_WHAT TO WORK ON_
Repeat the listing in full. Nothing may be added or left out.

_PROVIDED RECORDS_
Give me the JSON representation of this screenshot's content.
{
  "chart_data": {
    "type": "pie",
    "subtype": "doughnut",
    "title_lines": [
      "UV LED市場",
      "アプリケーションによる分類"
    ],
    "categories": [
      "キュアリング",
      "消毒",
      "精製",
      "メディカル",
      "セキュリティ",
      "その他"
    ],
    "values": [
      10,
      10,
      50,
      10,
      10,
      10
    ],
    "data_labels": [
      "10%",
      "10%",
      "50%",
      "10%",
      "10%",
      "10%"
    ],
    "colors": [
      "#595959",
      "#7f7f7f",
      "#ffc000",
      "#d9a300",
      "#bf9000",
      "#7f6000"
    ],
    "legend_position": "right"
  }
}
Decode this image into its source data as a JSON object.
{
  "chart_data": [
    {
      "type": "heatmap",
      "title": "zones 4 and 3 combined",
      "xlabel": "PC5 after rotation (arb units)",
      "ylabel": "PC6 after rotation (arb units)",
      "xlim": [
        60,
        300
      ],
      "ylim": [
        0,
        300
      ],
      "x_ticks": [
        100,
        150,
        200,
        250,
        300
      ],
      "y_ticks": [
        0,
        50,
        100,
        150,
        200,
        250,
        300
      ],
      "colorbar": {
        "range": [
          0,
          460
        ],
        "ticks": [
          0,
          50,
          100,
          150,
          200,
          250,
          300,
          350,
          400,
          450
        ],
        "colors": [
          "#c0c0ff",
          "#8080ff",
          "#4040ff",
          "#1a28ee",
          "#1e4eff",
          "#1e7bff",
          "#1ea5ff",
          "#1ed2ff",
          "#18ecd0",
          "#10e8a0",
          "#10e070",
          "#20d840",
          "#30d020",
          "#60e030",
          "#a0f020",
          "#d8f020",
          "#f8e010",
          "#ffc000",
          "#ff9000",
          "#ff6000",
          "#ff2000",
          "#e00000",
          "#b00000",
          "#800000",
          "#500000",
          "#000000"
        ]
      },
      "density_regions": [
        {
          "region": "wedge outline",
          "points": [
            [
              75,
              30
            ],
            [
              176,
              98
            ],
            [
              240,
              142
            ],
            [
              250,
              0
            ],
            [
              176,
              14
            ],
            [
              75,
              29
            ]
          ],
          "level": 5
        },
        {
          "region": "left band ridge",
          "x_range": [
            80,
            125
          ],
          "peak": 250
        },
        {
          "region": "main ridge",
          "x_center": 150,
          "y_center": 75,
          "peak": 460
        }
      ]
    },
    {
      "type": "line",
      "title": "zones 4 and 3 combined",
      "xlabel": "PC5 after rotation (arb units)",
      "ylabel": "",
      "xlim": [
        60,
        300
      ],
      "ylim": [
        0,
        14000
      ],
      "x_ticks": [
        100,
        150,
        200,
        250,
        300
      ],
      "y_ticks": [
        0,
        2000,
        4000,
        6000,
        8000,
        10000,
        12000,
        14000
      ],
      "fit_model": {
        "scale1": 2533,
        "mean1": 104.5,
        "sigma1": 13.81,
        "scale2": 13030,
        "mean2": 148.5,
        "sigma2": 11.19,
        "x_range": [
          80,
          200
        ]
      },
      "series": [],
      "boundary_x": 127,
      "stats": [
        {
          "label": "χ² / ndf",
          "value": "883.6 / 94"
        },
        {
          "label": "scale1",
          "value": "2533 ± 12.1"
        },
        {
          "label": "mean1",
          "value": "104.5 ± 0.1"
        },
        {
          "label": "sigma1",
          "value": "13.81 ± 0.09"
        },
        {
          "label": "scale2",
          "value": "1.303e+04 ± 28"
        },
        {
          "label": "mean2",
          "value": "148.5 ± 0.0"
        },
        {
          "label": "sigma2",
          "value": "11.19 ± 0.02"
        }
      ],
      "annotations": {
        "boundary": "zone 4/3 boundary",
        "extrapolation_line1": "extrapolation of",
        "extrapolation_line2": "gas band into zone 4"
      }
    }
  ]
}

_SOLUTION FOR THIS EXERCISE_
Give me the JSON representation of this screenshot's content.
{
  "chart_data": {
    "type": "pie",
    "subtype": "doughnut",
    "title_lines": [
      "UV LED市場",
      "アプリケーションによる分類"
    ],
    "categories": [
      "キュアリング",
      "消毒",
      "精製",
      "メディカル",
      "セキュリティ",
      "その他"
    ],
    "values": [
      10,
      10,
      50,
      10,
      10,
      10
    ],
    "data_labels": [
      "10%",
      "10%",
      "50%",
      "10%",
      "10%",
      "10%"
    ],
    "colors": [
      "#595959",
      "#7f7f7f",
      "#ffc000",
      "#d9a300",
      "#bf9000",
      "#7f6000"
    ],
    "legend_position": "right"
  }
}
Decode this image into its source data as a JSON object.
{
  "chart_data": [
    {
      "type": "heatmap",
      "title": "zones 4 and 3 combined",
      "xlabel": "PC5 after rotation (arb units)",
      "ylabel": "PC6 after rotation (arb units)",
      "xlim": [
        60,
        300
      ],
      "ylim": [
        0,
        300
      ],
      "x_ticks": [
        100,
        150,
        200,
        250,
        300
      ],
      "y_ticks": [
        0,
        50,
        100,
        150,
        200,
        250,
        300
      ],
      "colorbar": {
        "range": [
          0,
          460
        ],
        "ticks": [
          0,
          50,
          100,
          150,
          200,
          250,
          300,
          350,
          400,
          450
        ],
        "colors": [
          "#c0c0ff",
          "#8080ff",
          "#4040ff",
          "#1a28ee",
          "#1e4eff",
          "#1e7bff",
          "#1ea5ff",
          "#1ed2ff",
          "#18ecd0",
          "#10e8a0",
          "#10e070",
          "#20d840",
          "#30d020",
          "#60e030",
          "#a0f020",
          "#d8f020",
          "#f8e010",
          "#ffc000",
          "#ff9000",
          "#ff6000",
          "#ff2000",
          "#e00000",
          "#b00000",
          "#800000",
          "#500000",
          "#000000"
        ]
      },
      "density_regions": [
        {
          "region": "wedge outline",
          "points": [
            [
              75,
              30
            ],
            [
              176,
              98
            ],
            [
              240,
              142
            ],
            [
              250,
              0
            ],
            [
              176,
              14
            ],
            [
              75,
              29
            ]
          ],
          "level": 5
        },
        {
          "region": "left band ridge",
          "x_range": [
            80,
            125
          ],
          "peak": 250
        },
        {
          "region": "main ridge",
          "x_center": 150,
          "y_center": 75,
          "peak": 460
        }
      ]
    },
    {
      "type": "line",
      "title": "zones 4 and 3 combined",
      "xlabel": "PC5 after rotation (arb units)",
      "ylabel": "",
      "xlim": [
        60,
        300
      ],
      "ylim": [
        0,
        14000
      ],
      "x_ticks": [
        100,
        150,
        200,
        250,
        300
      ],
      "y_ticks": [
        0,
        2000,
        4000,
        6000,
        8000,
        10000,
        12000,
        14000
      ],
      "fit_model": {
        "scale1": 2533,
        "mean1": 104.5,
        "sigma1": 13.81,
        "scale2": 13030,
        "mean2": 148.5,
        "sigma2": 11.19,
        "x_range": [
          80,
          200
        ]
      },
      "series": [],
      "boundary_x": 127,
      "stats": [
        {
          "label": "χ² / ndf",
          "value": "883.6 / 94"
        },
        {
          "label": "scale1",
          "value": "2533 ± 12.1"
        },
        {
          "label": "mean1",
          "value": "104.5 ± 0.1"
        },
        {
          "label": "sigma1",
          "value": "13.81 ± 0.09"
        },
        {
          "label": "scale2",
          "value": "1.303e+04 ± 28"
        },
        {
          "label": "mean2",
          "value": "148.5 ± 0.0"
        },
        {
          "label": "sigma2",
          "value": "11.19 ± 0.02"
        }
      ],
      "annotations": {
        "boundary": "zone 4/3 boundary",
        "extrapolation_line1": "extrapolation of",
        "extrapolation_line2": "gas band into zone 4"
      }
    }
  ]
}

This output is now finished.